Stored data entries
━━━━━━━━━━━━━━━━

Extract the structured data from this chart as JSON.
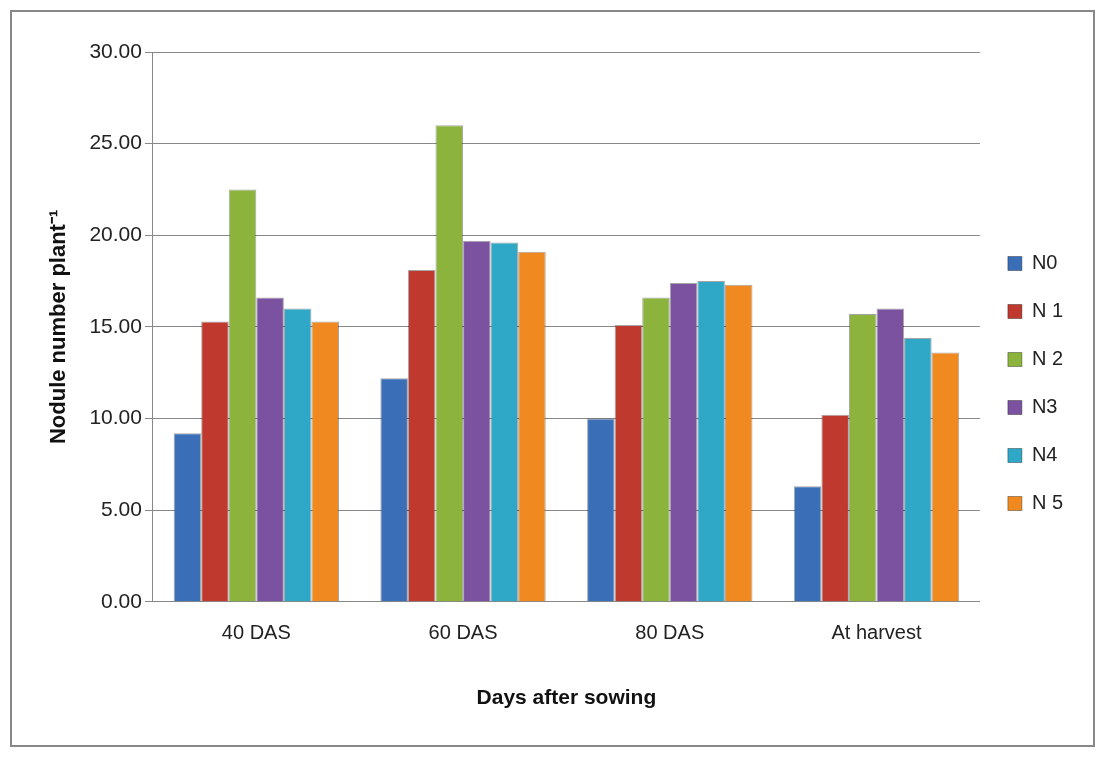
{
  "chart_data": {
    "type": "bar",
    "xlabel": "Days after sowing",
    "ylabel": "Nodule number plant⁻¹",
    "categories": [
      "40 DAS",
      "60 DAS",
      "80 DAS",
      "At harvest"
    ],
    "series": [
      {
        "name": "N0",
        "color": "#3a6fb8",
        "values": [
          9.2,
          12.2,
          10.0,
          6.3
        ]
      },
      {
        "name": "N 1",
        "color": "#c0392f",
        "values": [
          15.3,
          18.1,
          15.1,
          10.2
        ]
      },
      {
        "name": "N 2",
        "color": "#8cb43c",
        "values": [
          22.5,
          26.0,
          16.6,
          15.7
        ]
      },
      {
        "name": "N3",
        "color": "#7a52a0",
        "values": [
          16.6,
          19.7,
          17.4,
          16.0
        ]
      },
      {
        "name": "N4",
        "color": "#2fa8c8",
        "values": [
          16.0,
          19.6,
          17.5,
          14.4
        ]
      },
      {
        "name": "N 5",
        "color": "#f08a20",
        "values": [
          15.3,
          19.1,
          17.3,
          13.6
        ]
      }
    ],
    "ylim": [
      0,
      30
    ],
    "yticks": [
      {
        "value": 0,
        "label": "0.00"
      },
      {
        "value": 5,
        "label": "5.00"
      },
      {
        "value": 10,
        "label": "10.00"
      },
      {
        "value": 15,
        "label": "15.00"
      },
      {
        "value": 20,
        "label": "20.00"
      },
      {
        "value": 25,
        "label": "25.00"
      },
      {
        "value": 30,
        "label": "30.00"
      }
    ],
    "grid": "y",
    "legend": "right"
  }
}
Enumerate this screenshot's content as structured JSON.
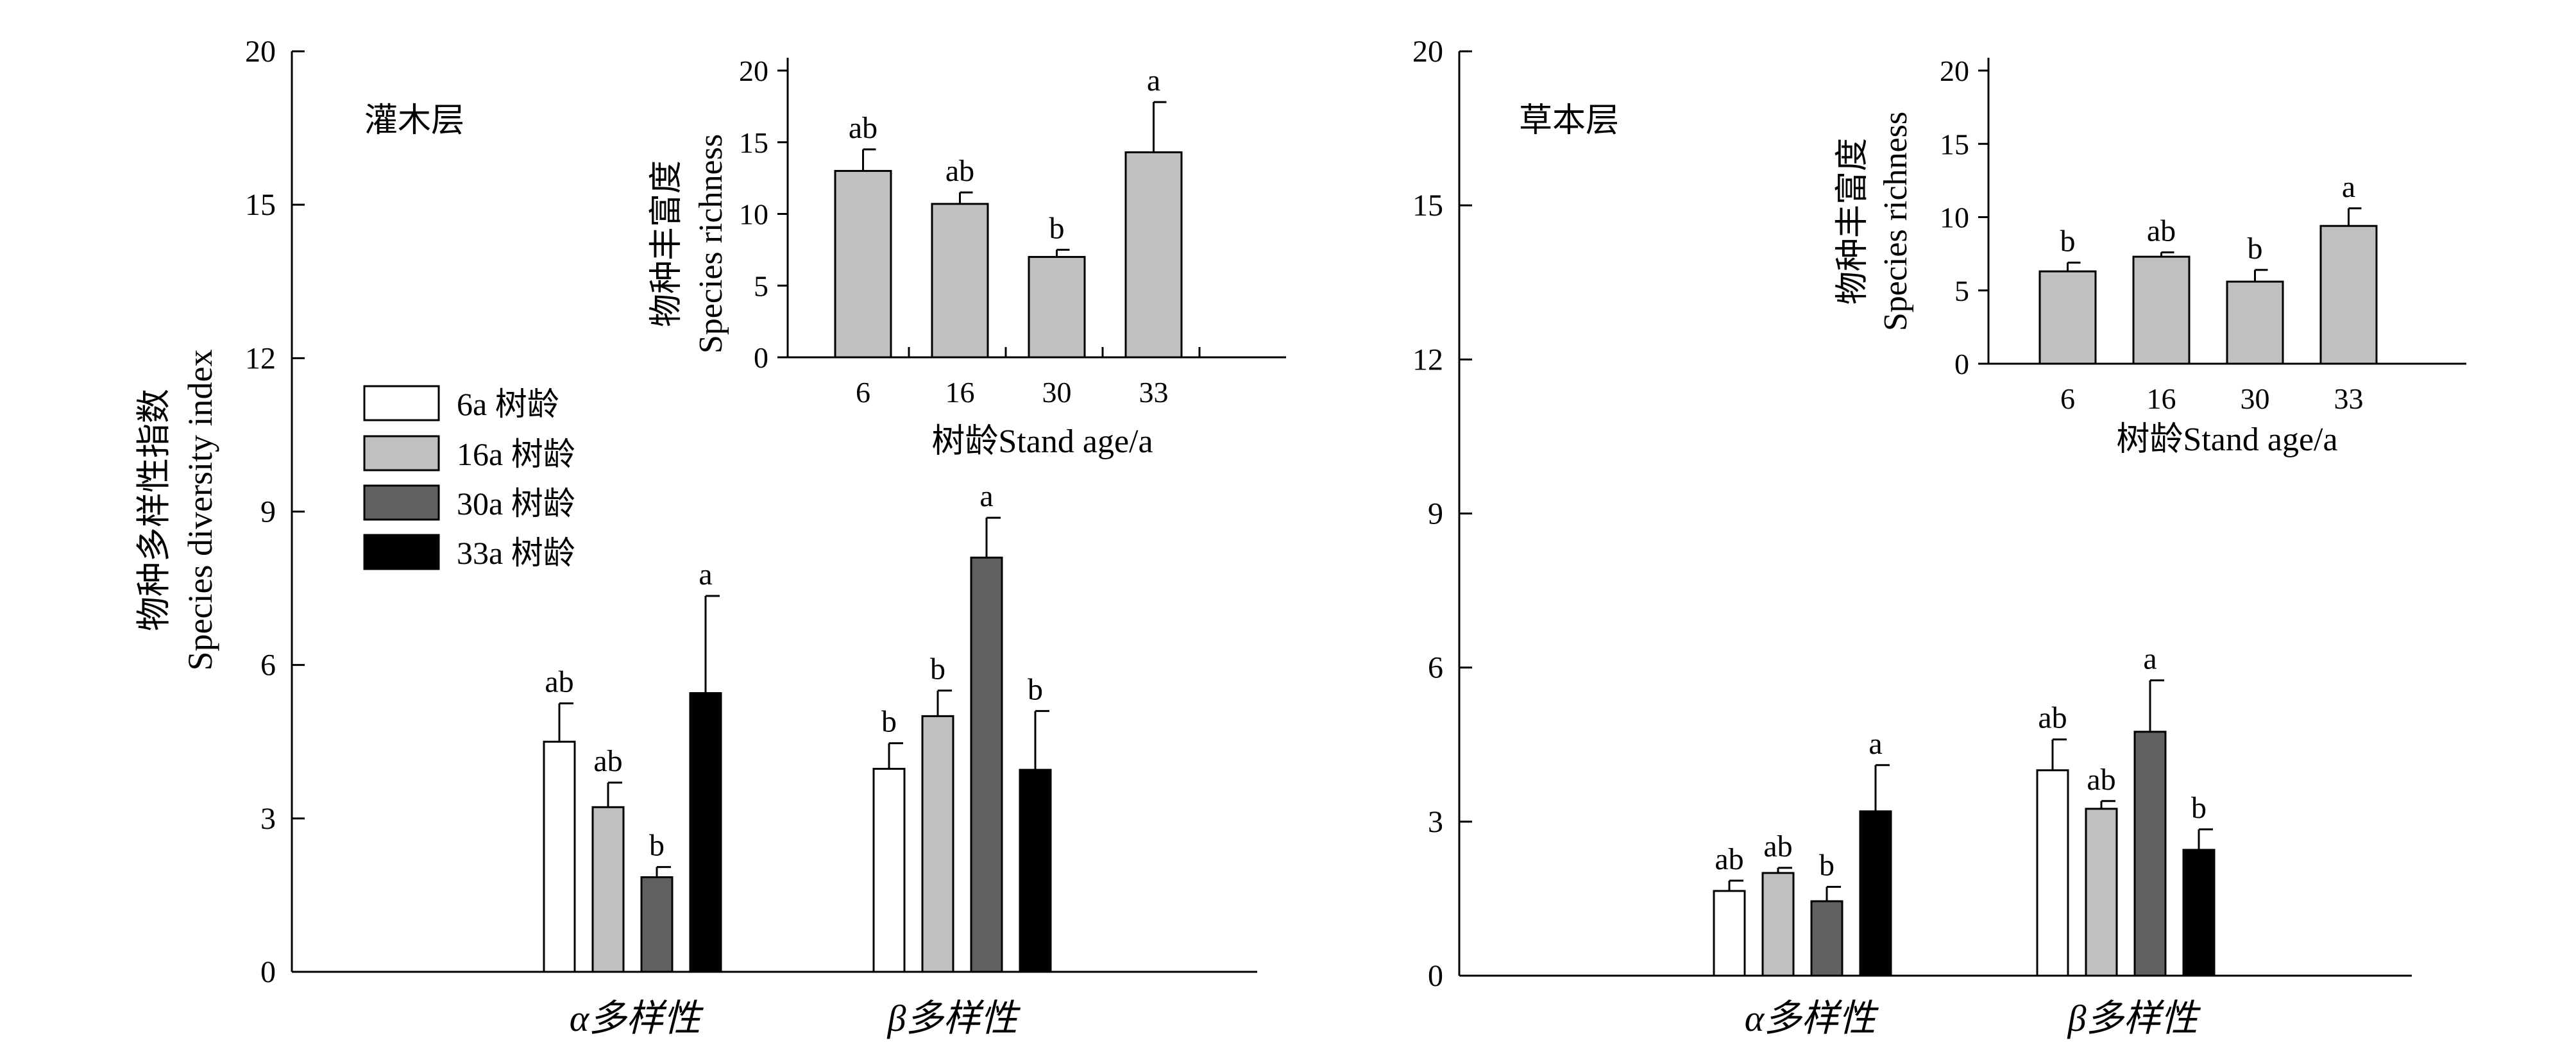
{
  "figure": {
    "y_title_cn": "物种多样性指数",
    "y_title_en": "Species diversity index"
  },
  "legend": [
    "6a 树龄",
    "16a 树龄",
    "30a 树龄",
    "33a 树龄"
  ],
  "colors": {
    "6a": "#ffffff",
    "16a": "#c0c0c0",
    "30a": "#606060",
    "33a": "#000000",
    "inset": "#c0c0c0"
  },
  "inset_axis": {
    "ylabel_cn": "物种丰富度",
    "ylabel_en": "Species richness",
    "xlabel": "树龄Stand age/a"
  },
  "chart_data": [
    {
      "type": "bar",
      "title": "灌木层",
      "categories": [
        "α多样性",
        "β多样性"
      ],
      "y_ticks": [
        "0",
        "3",
        "6",
        "9",
        "12",
        "15",
        "20"
      ],
      "series": [
        {
          "name": "6a 树龄",
          "values": [
            4.5,
            3.97
          ],
          "errors": [
            0.75,
            0.5
          ],
          "labels": [
            "ab",
            "b"
          ]
        },
        {
          "name": "16a 树龄",
          "values": [
            3.22,
            5.0
          ],
          "errors": [
            0.48,
            0.5
          ],
          "labels": [
            "ab",
            "b"
          ]
        },
        {
          "name": "30a 树龄",
          "values": [
            1.85,
            8.1
          ],
          "errors": [
            0.2,
            0.78
          ],
          "labels": [
            "b",
            "a"
          ]
        },
        {
          "name": "33a 树龄",
          "values": [
            5.45,
            3.95
          ],
          "errors": [
            1.9,
            1.15
          ],
          "labels": [
            "a",
            "b"
          ]
        }
      ],
      "inset": {
        "type": "bar",
        "categories": [
          "6",
          "16",
          "30",
          "33"
        ],
        "values": [
          13.0,
          10.7,
          7.0,
          14.3
        ],
        "errors": [
          1.5,
          0.8,
          0.5,
          3.5
        ],
        "labels": [
          "ab",
          "ab",
          "b",
          "a"
        ],
        "ylim": [
          0,
          20
        ],
        "y_ticks": [
          "0",
          "5",
          "10",
          "15",
          "20"
        ]
      }
    },
    {
      "type": "bar",
      "title": "草本层",
      "categories": [
        "α多样性",
        "β多样性"
      ],
      "y_ticks": [
        "0",
        "3",
        "6",
        "9",
        "12",
        "15",
        "20"
      ],
      "series": [
        {
          "name": "6a 树龄",
          "values": [
            1.65,
            4.0
          ],
          "errors": [
            0.2,
            0.6
          ],
          "labels": [
            "ab",
            "ab"
          ]
        },
        {
          "name": "16a 树龄",
          "values": [
            2.0,
            3.25
          ],
          "errors": [
            0.1,
            0.15
          ],
          "labels": [
            "ab",
            "ab"
          ]
        },
        {
          "name": "30a 树龄",
          "values": [
            1.45,
            4.75
          ],
          "errors": [
            0.28,
            1.0
          ],
          "labels": [
            "b",
            "a"
          ]
        },
        {
          "name": "33a 树龄",
          "values": [
            3.2,
            2.45
          ],
          "errors": [
            0.9,
            0.4
          ],
          "labels": [
            "a",
            "b"
          ]
        }
      ],
      "inset": {
        "type": "bar",
        "categories": [
          "6",
          "16",
          "30",
          "33"
        ],
        "values": [
          6.3,
          7.3,
          5.6,
          9.4
        ],
        "errors": [
          0.6,
          0.3,
          0.8,
          1.2
        ],
        "labels": [
          "b",
          "ab",
          "b",
          "a"
        ],
        "ylim": [
          0,
          20
        ],
        "y_ticks": [
          "0",
          "5",
          "10",
          "15",
          "20"
        ]
      }
    }
  ]
}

━━━━━━━━━━━━━━━━

## [Job]
Search the lines for "Species". Copy each line that has it.

## [Finished answer]
    "y_title_en": "Species diversity index"
    "ylabel_en": "Species richness",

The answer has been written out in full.